Stated task: Return every line below as is, leaving out the pictures.

++++++

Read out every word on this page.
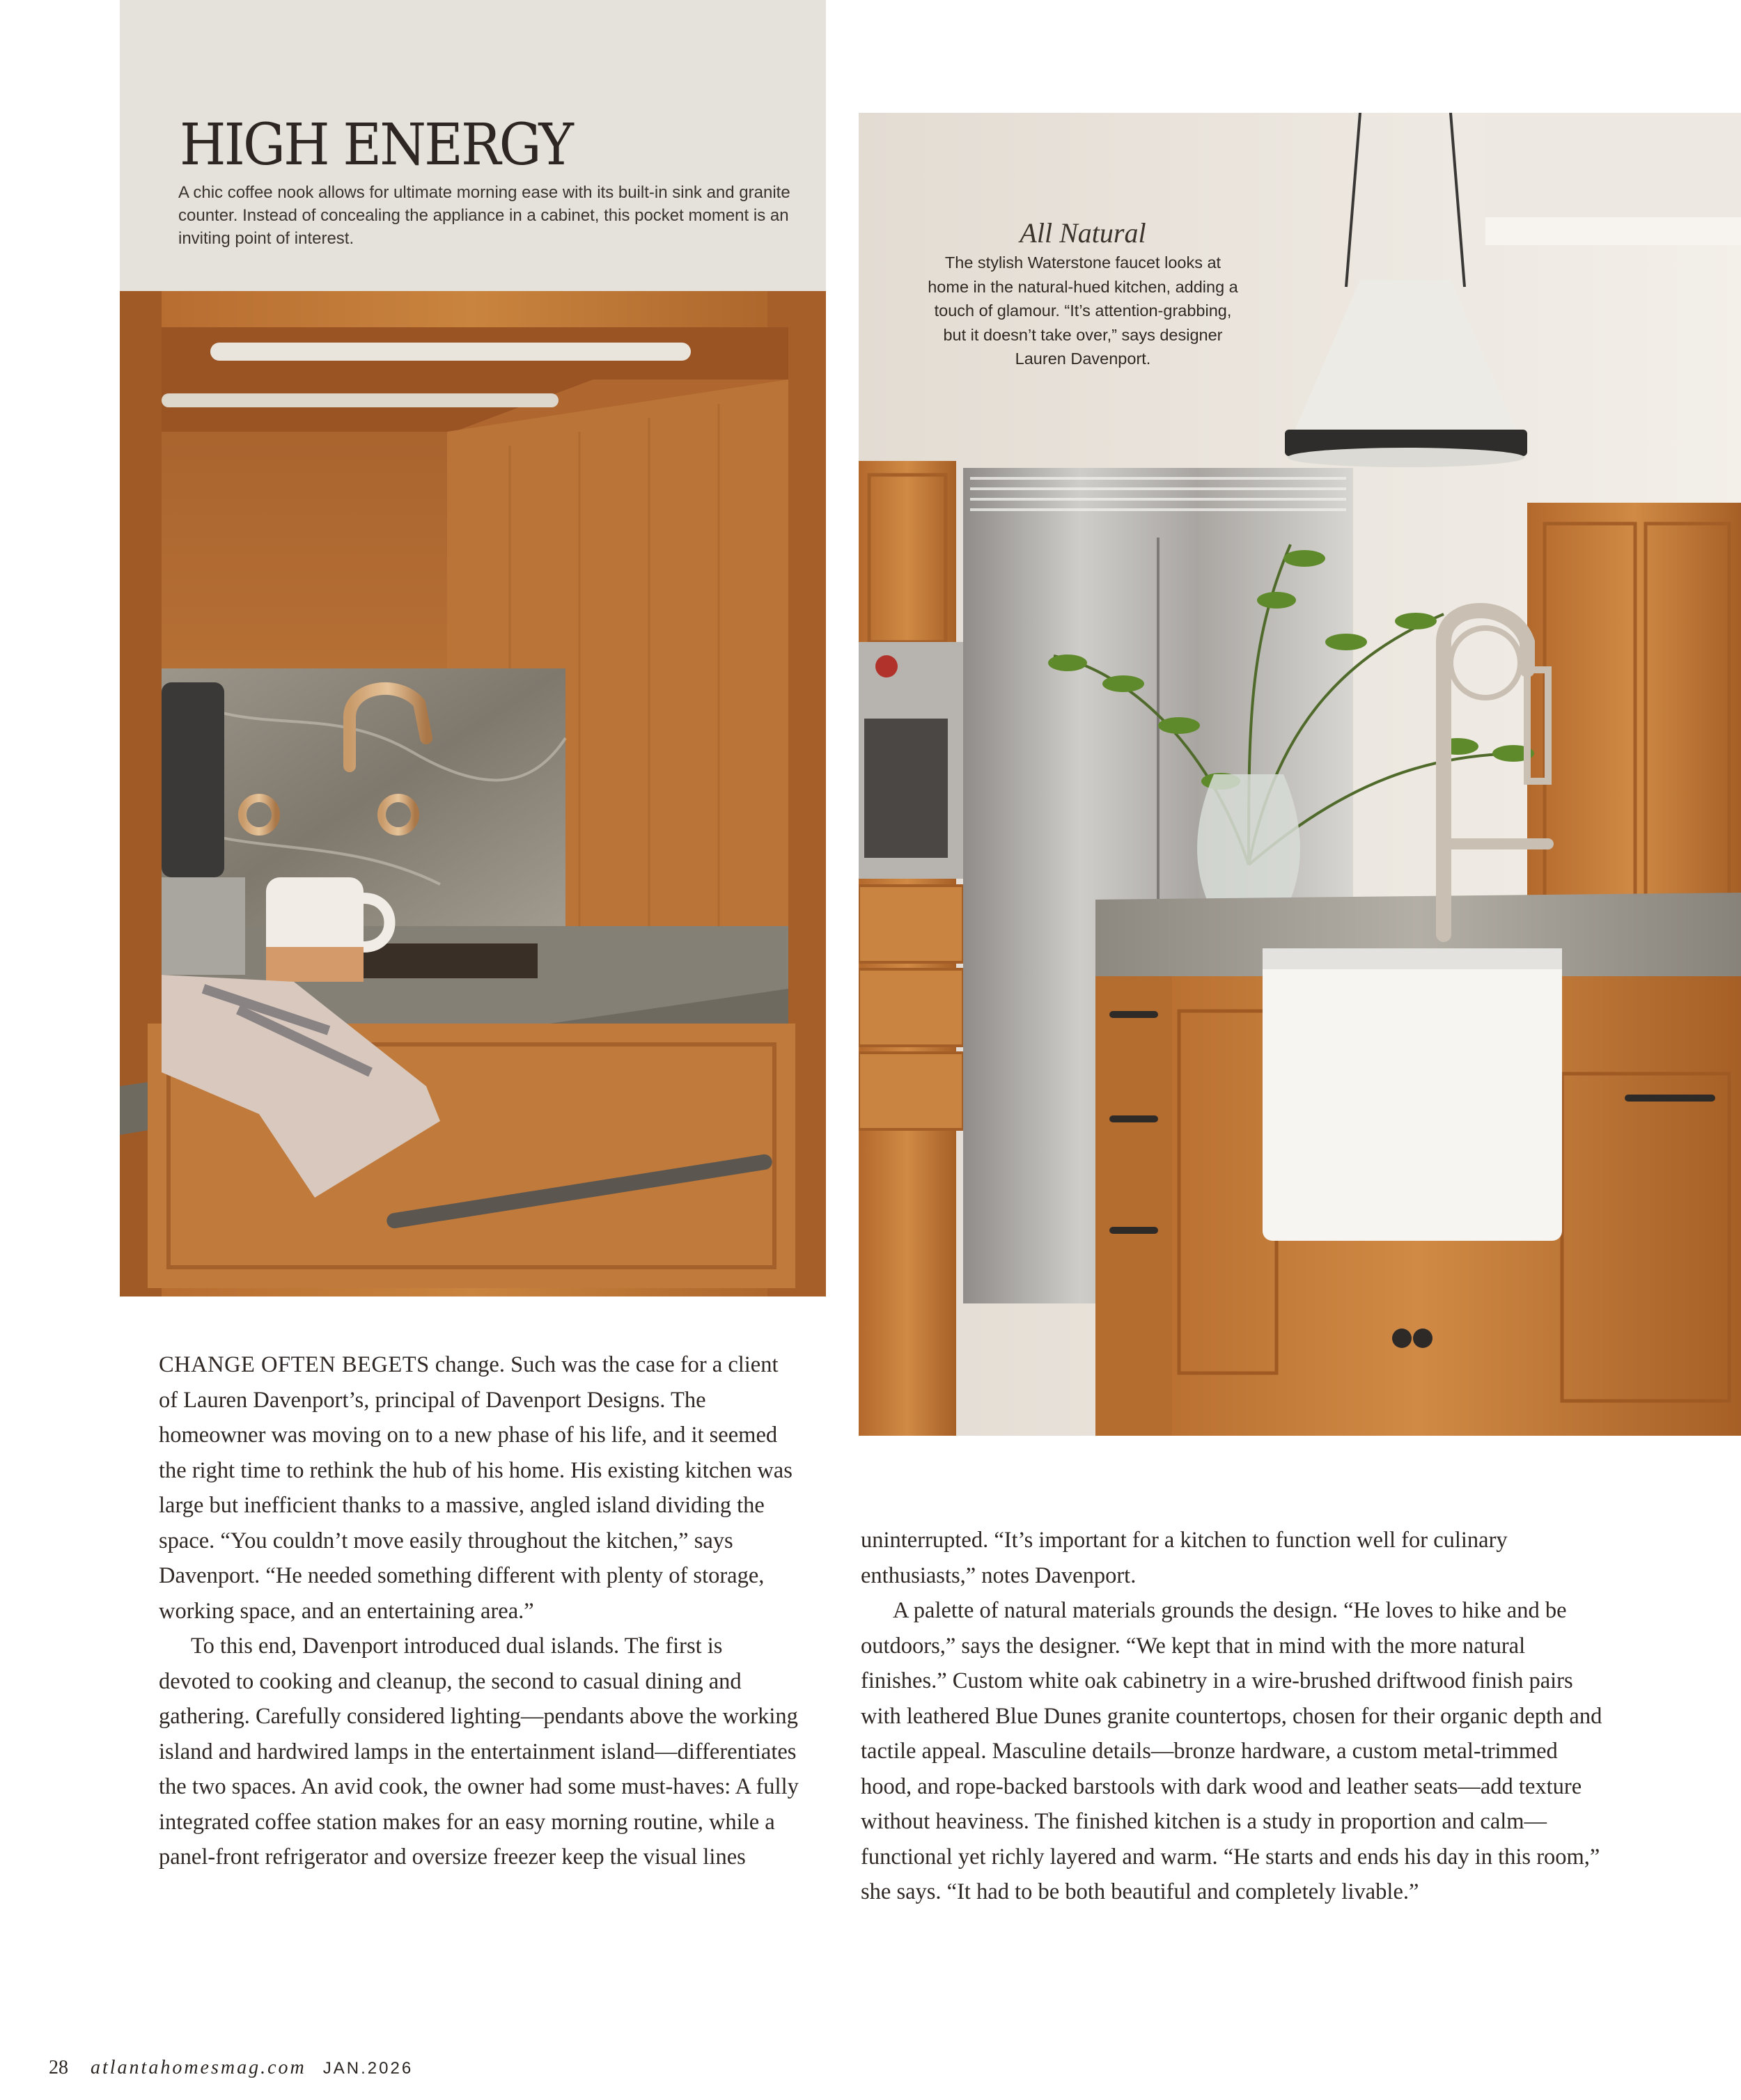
HIGH ENERGY

A chic coffee nook allows for ultimate morning ease with its built-in sink and granite counter. Instead of concealing the appliance in a cabinet, this pocket moment is an inviting point of interest.	All Natural

The stylish Waterstone faucet looks at home in the natural-hued kitchen, adding a touch of glamour. “It’s attention-grabbing, but it doesn’t take over,” says designer Lauren Davenport.

CHANGE OFTEN BEGETS change. Such was the case for a client of Lauren Davenport’s, principal of Davenport Designs. The homeowner was moving on to a new phase of his life, and it seemed the right time to rethink the hub of his home. His existing kitchen was large but inefficient thanks to a massive, angled island dividing the space. “You couldn’t move easily throughout the kitchen,” says Davenport. “He needed something different with plenty of storage, working space, and an entertaining area.”

To this end, Davenport introduced dual islands. The first is devoted to cooking and cleanup, the second to casual dining and gathering. Carefully considered lighting—pendants above the working island and hardwired lamps in the entertainment island—differentiates the two spaces. An avid cook, the owner had some must-haves: A fully integrated coffee station makes for an easy morning routine, while a panel-front refrigerator and oversize freezer keep the visual lines

uninterrupted. “It’s important for a kitchen to function well for culinary enthusiasts,” notes Davenport.

A palette of natural materials grounds the design. “He loves to hike and be outdoors,” says the designer. “We kept that in mind with the more natural finishes.” Custom white oak cabinetry in a wire-brushed driftwood finish pairs with leathered Blue Dunes granite countertops, chosen for their organic depth and tactile appeal. Masculine details—bronze hardware, a custom metal-trimmed hood, and rope-backed barstools with dark wood and leather seats—add texture without heaviness. The finished kitchen is a study in proportion and calm—functional yet richly layered and warm. “He starts and ends his day in this room,” she says. “It had to be both beautiful and completely livable.”

28 atlantahomesmag.com JAN.2026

++++++

Answer to the exercise:
Read out every word on this page.
HIGH ENERGY

A chic coffee nook allows for ultimate morning ease with its built-in sink and granite counter. Instead of concealing the appliance in a cabinet, this pocket moment is an inviting point of interest.	All Natural

The stylish Waterstone faucet looks at home in the natural-hued kitchen, adding a touch of glamour. “It’s attention-grabbing, but it doesn’t take over,” says designer Lauren Davenport.

CHANGE OFTEN BEGETS change. Such was the case for a client of Lauren Davenport’s, principal of Davenport Designs. The homeowner was moving on to a new phase of his life, and it seemed the right time to rethink the hub of his home. His existing kitchen was large but inefficient thanks to a massive, angled island dividing the space. “You couldn’t move easily throughout the kitchen,” says Davenport. “He needed something different with plenty of storage, working space, and an entertaining area.”

To this end, Davenport introduced dual islands. The first is devoted to cooking and cleanup, the second to casual dining and gathering. Carefully considered lighting—pendants above the working island and hardwired lamps in the entertainment island—differentiates the two spaces. An avid cook, the owner had some must-haves: A fully integrated coffee station makes for an easy morning routine, while a panel-front refrigerator and oversize freezer keep the visual lines

uninterrupted. “It’s important for a kitchen to function well for culinary enthusiasts,” notes Davenport.

A palette of natural materials grounds the design. “He loves to hike and be outdoors,” says the designer. “We kept that in mind with the more natural finishes.” Custom white oak cabinetry in a wire-brushed driftwood finish pairs with leathered Blue Dunes granite countertops, chosen for their organic depth and tactile appeal. Masculine details—bronze hardware, a custom metal-trimmed hood, and rope-backed barstools with dark wood and leather seats—add texture without heaviness. The finished kitchen is a study in proportion and calm—functional yet richly layered and warm. “He starts and ends his day in this room,” she says. “It had to be both beautiful and completely livable.”

28 atlantahomesmag.com JAN.2026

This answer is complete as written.